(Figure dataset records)
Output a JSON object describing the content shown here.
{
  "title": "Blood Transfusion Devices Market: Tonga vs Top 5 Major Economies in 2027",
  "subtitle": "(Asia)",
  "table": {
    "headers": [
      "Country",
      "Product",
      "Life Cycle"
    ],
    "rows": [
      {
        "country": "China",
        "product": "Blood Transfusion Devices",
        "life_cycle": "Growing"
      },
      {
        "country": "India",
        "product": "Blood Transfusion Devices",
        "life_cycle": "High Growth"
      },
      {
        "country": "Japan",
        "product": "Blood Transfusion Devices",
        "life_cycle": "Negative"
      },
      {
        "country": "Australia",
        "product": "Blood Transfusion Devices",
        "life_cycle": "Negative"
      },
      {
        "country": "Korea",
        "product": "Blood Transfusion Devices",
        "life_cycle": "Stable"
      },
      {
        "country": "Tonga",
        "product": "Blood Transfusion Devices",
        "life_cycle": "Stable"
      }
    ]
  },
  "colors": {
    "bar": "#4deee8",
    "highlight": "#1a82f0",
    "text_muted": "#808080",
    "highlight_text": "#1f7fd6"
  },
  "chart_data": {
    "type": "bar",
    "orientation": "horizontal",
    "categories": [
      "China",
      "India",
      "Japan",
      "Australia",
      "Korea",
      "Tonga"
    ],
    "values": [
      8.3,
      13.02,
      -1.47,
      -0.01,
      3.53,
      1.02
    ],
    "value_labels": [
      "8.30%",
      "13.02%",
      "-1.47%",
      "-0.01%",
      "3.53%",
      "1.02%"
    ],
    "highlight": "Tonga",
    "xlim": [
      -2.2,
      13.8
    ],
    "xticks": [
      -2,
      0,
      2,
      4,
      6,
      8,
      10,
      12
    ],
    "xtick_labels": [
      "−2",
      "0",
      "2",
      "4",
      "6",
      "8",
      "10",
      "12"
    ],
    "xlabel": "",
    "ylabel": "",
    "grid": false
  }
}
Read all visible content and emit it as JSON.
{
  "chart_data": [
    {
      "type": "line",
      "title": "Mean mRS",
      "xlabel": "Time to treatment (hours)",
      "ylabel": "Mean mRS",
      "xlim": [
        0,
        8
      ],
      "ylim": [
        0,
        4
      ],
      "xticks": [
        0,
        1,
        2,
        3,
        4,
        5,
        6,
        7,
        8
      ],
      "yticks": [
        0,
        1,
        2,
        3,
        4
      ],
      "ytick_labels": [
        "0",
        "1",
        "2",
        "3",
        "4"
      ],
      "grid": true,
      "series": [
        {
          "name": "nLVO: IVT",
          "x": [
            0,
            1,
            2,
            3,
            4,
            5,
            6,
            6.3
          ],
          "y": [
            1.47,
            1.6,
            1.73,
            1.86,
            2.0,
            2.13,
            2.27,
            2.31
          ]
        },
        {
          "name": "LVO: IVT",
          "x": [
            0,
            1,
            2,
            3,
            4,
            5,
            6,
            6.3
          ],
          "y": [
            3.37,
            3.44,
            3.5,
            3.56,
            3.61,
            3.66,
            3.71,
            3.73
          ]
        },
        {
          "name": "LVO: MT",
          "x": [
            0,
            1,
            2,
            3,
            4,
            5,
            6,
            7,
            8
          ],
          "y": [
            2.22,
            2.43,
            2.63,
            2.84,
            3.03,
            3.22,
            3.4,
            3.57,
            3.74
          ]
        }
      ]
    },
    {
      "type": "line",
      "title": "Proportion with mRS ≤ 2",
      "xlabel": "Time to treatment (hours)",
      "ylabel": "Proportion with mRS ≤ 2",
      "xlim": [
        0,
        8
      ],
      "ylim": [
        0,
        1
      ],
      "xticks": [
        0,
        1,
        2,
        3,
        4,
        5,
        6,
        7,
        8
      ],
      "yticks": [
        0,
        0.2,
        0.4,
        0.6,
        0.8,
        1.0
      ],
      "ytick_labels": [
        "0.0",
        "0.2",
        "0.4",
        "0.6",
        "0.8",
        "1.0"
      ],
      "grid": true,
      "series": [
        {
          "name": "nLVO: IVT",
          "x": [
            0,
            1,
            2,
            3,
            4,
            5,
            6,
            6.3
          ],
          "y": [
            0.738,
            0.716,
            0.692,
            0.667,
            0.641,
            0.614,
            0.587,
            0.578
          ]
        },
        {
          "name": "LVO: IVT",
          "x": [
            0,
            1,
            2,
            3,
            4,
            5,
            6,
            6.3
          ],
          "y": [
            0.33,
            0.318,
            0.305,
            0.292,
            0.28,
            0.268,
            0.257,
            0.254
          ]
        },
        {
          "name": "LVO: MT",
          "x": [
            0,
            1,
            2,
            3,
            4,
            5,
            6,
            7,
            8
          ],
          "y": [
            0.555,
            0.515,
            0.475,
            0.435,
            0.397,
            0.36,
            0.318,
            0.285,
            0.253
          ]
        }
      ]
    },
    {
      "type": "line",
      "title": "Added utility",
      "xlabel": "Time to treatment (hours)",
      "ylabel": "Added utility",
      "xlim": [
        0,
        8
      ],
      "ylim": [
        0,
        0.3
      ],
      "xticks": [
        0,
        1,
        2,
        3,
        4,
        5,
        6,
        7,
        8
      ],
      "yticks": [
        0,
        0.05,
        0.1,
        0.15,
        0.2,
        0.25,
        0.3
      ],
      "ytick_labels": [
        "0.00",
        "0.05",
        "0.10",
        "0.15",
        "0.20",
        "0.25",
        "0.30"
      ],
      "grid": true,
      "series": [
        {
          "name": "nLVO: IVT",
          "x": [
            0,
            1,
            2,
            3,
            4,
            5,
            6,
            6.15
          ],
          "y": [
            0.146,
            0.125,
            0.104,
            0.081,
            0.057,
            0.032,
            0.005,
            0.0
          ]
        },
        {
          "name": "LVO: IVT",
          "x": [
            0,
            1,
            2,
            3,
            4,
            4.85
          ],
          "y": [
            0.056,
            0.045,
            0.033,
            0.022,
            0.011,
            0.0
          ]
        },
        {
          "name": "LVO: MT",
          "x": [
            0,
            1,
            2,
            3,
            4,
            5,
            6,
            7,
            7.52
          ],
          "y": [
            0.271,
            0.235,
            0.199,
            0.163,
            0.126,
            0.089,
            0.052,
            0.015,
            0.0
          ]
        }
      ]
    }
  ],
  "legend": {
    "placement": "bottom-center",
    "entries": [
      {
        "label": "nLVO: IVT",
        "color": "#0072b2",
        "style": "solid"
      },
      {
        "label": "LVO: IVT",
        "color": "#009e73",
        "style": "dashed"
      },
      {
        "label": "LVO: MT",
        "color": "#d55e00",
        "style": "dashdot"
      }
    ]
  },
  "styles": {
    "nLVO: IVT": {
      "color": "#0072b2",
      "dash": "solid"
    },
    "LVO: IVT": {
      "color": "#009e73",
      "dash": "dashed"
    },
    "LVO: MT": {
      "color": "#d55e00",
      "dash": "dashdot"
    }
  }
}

## Exercise details
Gather each line of the listing containing the word "Added" and show it.

## Result for this task
      "title": "Added utility",
      "ylabel": "Added utility",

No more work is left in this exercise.